-- Start --

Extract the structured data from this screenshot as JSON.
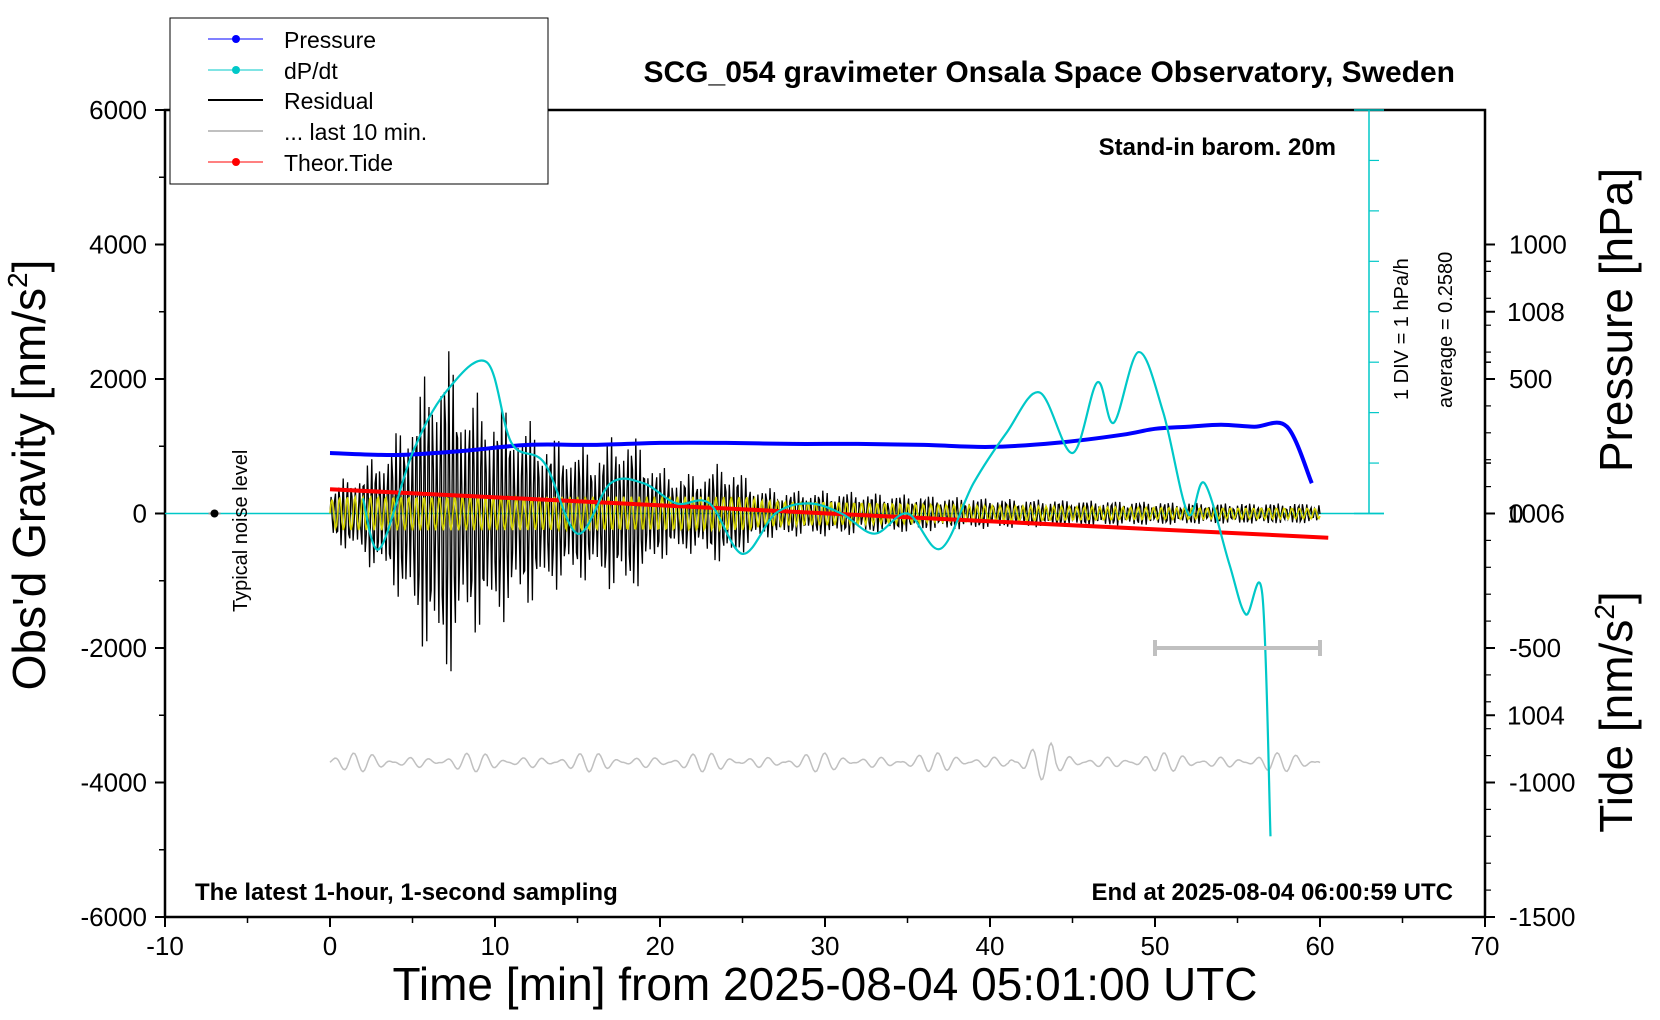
{
  "chart_data": {
    "type": "line",
    "title": "SCG_054 gravimeter Onsala Space Observatory, Sweden",
    "xlabel": "Time [min] from 2025-08-04 05:01:00 UTC",
    "ylabel_left": "Obs'd Gravity [nm/s",
    "ylabel_left_sup": "2",
    "ylabel_left_end": "]",
    "ylabel_right_pressure": "Pressure [hPa]",
    "ylabel_right_tide": "Tide [nm/s",
    "ylabel_right_tide_sup": "2",
    "ylabel_right_tide_end": "]",
    "xlim": [
      -10,
      70
    ],
    "ylim_left": [
      -6000,
      6000
    ],
    "ylim_pressure": [
      1002,
      1010
    ],
    "ylim_tide": [
      -1500,
      1500
    ],
    "x_ticks": [
      -10,
      0,
      10,
      20,
      30,
      40,
      50,
      60,
      70
    ],
    "y_ticks_left": [
      -6000,
      -4000,
      -2000,
      0,
      2000,
      4000,
      6000
    ],
    "y_ticks_pressure": [
      1004,
      1006,
      1008
    ],
    "y_ticks_tide": [
      -1500,
      -1000,
      -500,
      0,
      500,
      1000
    ],
    "annotations": {
      "barometer": "Stand-in barom. 20m",
      "sampling": "The latest 1-hour, 1-second sampling",
      "end_time": "End at 2025-08-04 06:00:59 UTC",
      "noise": "Typical noise level",
      "div_scale": "1 DIV = 1 hPa/h",
      "average": "average = 0.2580"
    },
    "legend": {
      "placement": "top-left",
      "entries": [
        "Pressure",
        "dP/dt",
        "Residual",
        "... last 10 min.",
        "Theor.Tide"
      ]
    },
    "series": [
      {
        "name": "Pressure",
        "axis": "pressure",
        "color": "#0000ff",
        "x": [
          0,
          4,
          8,
          12,
          16,
          20,
          24,
          28,
          32,
          36,
          40,
          44,
          48,
          50,
          52,
          54,
          56,
          58,
          59.5
        ],
        "values": [
          1006.6,
          1006.58,
          1006.62,
          1006.68,
          1006.68,
          1006.7,
          1006.7,
          1006.69,
          1006.69,
          1006.68,
          1006.66,
          1006.7,
          1006.78,
          1006.84,
          1006.86,
          1006.88,
          1006.86,
          1006.86,
          1006.3
        ]
      },
      {
        "name": "dP/dt",
        "axis": "pressure",
        "color": "#00c8c8",
        "x": [
          2,
          3,
          5,
          7,
          9.5,
          11,
          13,
          15,
          17,
          19,
          21,
          23,
          25,
          27,
          29,
          31,
          33,
          35,
          37,
          39,
          41,
          43,
          45,
          46.5,
          47.5,
          49,
          50.5,
          52,
          53,
          54.5,
          55.5,
          56.5,
          57
        ],
        "values": [
          0.15,
          -0.35,
          0.6,
          1.2,
          1.5,
          0.7,
          0.5,
          -0.2,
          0.3,
          0.3,
          0.1,
          0.1,
          -0.4,
          0.0,
          0.1,
          0.0,
          -0.2,
          0.0,
          -0.35,
          0.3,
          0.8,
          1.2,
          0.6,
          1.3,
          0.9,
          1.6,
          1.0,
          0.0,
          0.3,
          -0.5,
          -1.0,
          -0.8,
          -3.2
        ]
      },
      {
        "name": "Residual",
        "axis": "left",
        "color": "#000000",
        "x": [
          0,
          2,
          4,
          6,
          7,
          8,
          10,
          12,
          14,
          16,
          18,
          20,
          22,
          24,
          26,
          28,
          30,
          34,
          38,
          42,
          46,
          50,
          54,
          58,
          60
        ],
        "values": [
          400,
          700,
          1200,
          2200,
          2600,
          1900,
          1700,
          1400,
          1100,
          1000,
          1300,
          700,
          600,
          800,
          400,
          350,
          350,
          300,
          250,
          220,
          200,
          180,
          160,
          160,
          150
        ]
      },
      {
        "name": "Theor.Tide",
        "axis": "tide",
        "color": "#ff0000",
        "x": [
          0,
          60.5
        ],
        "values": [
          90,
          -90
        ]
      },
      {
        "name": "... last 10 min.",
        "axis": "left",
        "color": "#c0c0c0",
        "x": [
          0,
          60
        ],
        "values": [
          -3700,
          -3700
        ]
      }
    ],
    "noise_level": {
      "x": -7,
      "y": 0
    },
    "period_bar": {
      "x": [
        50,
        60
      ],
      "y": -2000
    },
    "dpdt_zero_line": 1006,
    "colors": {
      "pressure": "#0000ff",
      "dpdt": "#00c8c8",
      "residual": "#000000",
      "residual_filtered": "#d4d400",
      "last10": "#c0c0c0",
      "tide": "#ff0000"
    }
  }
}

-- End --

• **Task description**
Make an exact copy of all entries above, dropping the images.

• **Problem solution**
Extract the structured data from this screenshot as JSON.
{
  "chart_data": {
    "type": "line",
    "title": "SCG_054 gravimeter Onsala Space Observatory, Sweden",
    "xlabel": "Time [min] from 2025-08-04 05:01:00 UTC",
    "ylabel_left": "Obs'd Gravity [nm/s",
    "ylabel_left_sup": "2",
    "ylabel_left_end": "]",
    "ylabel_right_pressure": "Pressure [hPa]",
    "ylabel_right_tide": "Tide [nm/s",
    "ylabel_right_tide_sup": "2",
    "ylabel_right_tide_end": "]",
    "xlim": [
      -10,
      70
    ],
    "ylim_left": [
      -6000,
      6000
    ],
    "ylim_pressure": [
      1002,
      1010
    ],
    "ylim_tide": [
      -1500,
      1500
    ],
    "x_ticks": [
      -10,
      0,
      10,
      20,
      30,
      40,
      50,
      60,
      70
    ],
    "y_ticks_left": [
      -6000,
      -4000,
      -2000,
      0,
      2000,
      4000,
      6000
    ],
    "y_ticks_pressure": [
      1004,
      1006,
      1008
    ],
    "y_ticks_tide": [
      -1500,
      -1000,
      -500,
      0,
      500,
      1000
    ],
    "annotations": {
      "barometer": "Stand-in barom. 20m",
      "sampling": "The latest 1-hour, 1-second sampling",
      "end_time": "End at 2025-08-04 06:00:59 UTC",
      "noise": "Typical noise level",
      "div_scale": "1 DIV = 1 hPa/h",
      "average": "average = 0.2580"
    },
    "legend": {
      "placement": "top-left",
      "entries": [
        "Pressure",
        "dP/dt",
        "Residual",
        "... last 10 min.",
        "Theor.Tide"
      ]
    },
    "series": [
      {
        "name": "Pressure",
        "axis": "pressure",
        "color": "#0000ff",
        "x": [
          0,
          4,
          8,
          12,
          16,
          20,
          24,
          28,
          32,
          36,
          40,
          44,
          48,
          50,
          52,
          54,
          56,
          58,
          59.5
        ],
        "values": [
          1006.6,
          1006.58,
          1006.62,
          1006.68,
          1006.68,
          1006.7,
          1006.7,
          1006.69,
          1006.69,
          1006.68,
          1006.66,
          1006.7,
          1006.78,
          1006.84,
          1006.86,
          1006.88,
          1006.86,
          1006.86,
          1006.3
        ]
      },
      {
        "name": "dP/dt",
        "axis": "pressure",
        "color": "#00c8c8",
        "x": [
          2,
          3,
          5,
          7,
          9.5,
          11,
          13,
          15,
          17,
          19,
          21,
          23,
          25,
          27,
          29,
          31,
          33,
          35,
          37,
          39,
          41,
          43,
          45,
          46.5,
          47.5,
          49,
          50.5,
          52,
          53,
          54.5,
          55.5,
          56.5,
          57
        ],
        "values": [
          0.15,
          -0.35,
          0.6,
          1.2,
          1.5,
          0.7,
          0.5,
          -0.2,
          0.3,
          0.3,
          0.1,
          0.1,
          -0.4,
          0.0,
          0.1,
          0.0,
          -0.2,
          0.0,
          -0.35,
          0.3,
          0.8,
          1.2,
          0.6,
          1.3,
          0.9,
          1.6,
          1.0,
          0.0,
          0.3,
          -0.5,
          -1.0,
          -0.8,
          -3.2
        ]
      },
      {
        "name": "Residual",
        "axis": "left",
        "color": "#000000",
        "x": [
          0,
          2,
          4,
          6,
          7,
          8,
          10,
          12,
          14,
          16,
          18,
          20,
          22,
          24,
          26,
          28,
          30,
          34,
          38,
          42,
          46,
          50,
          54,
          58,
          60
        ],
        "values": [
          400,
          700,
          1200,
          2200,
          2600,
          1900,
          1700,
          1400,
          1100,
          1000,
          1300,
          700,
          600,
          800,
          400,
          350,
          350,
          300,
          250,
          220,
          200,
          180,
          160,
          160,
          150
        ]
      },
      {
        "name": "Theor.Tide",
        "axis": "tide",
        "color": "#ff0000",
        "x": [
          0,
          60.5
        ],
        "values": [
          90,
          -90
        ]
      },
      {
        "name": "... last 10 min.",
        "axis": "left",
        "color": "#c0c0c0",
        "x": [
          0,
          60
        ],
        "values": [
          -3700,
          -3700
        ]
      }
    ],
    "noise_level": {
      "x": -7,
      "y": 0
    },
    "period_bar": {
      "x": [
        50,
        60
      ],
      "y": -2000
    },
    "dpdt_zero_line": 1006,
    "colors": {
      "pressure": "#0000ff",
      "dpdt": "#00c8c8",
      "residual": "#000000",
      "residual_filtered": "#d4d400",
      "last10": "#c0c0c0",
      "tide": "#ff0000"
    }
  }
}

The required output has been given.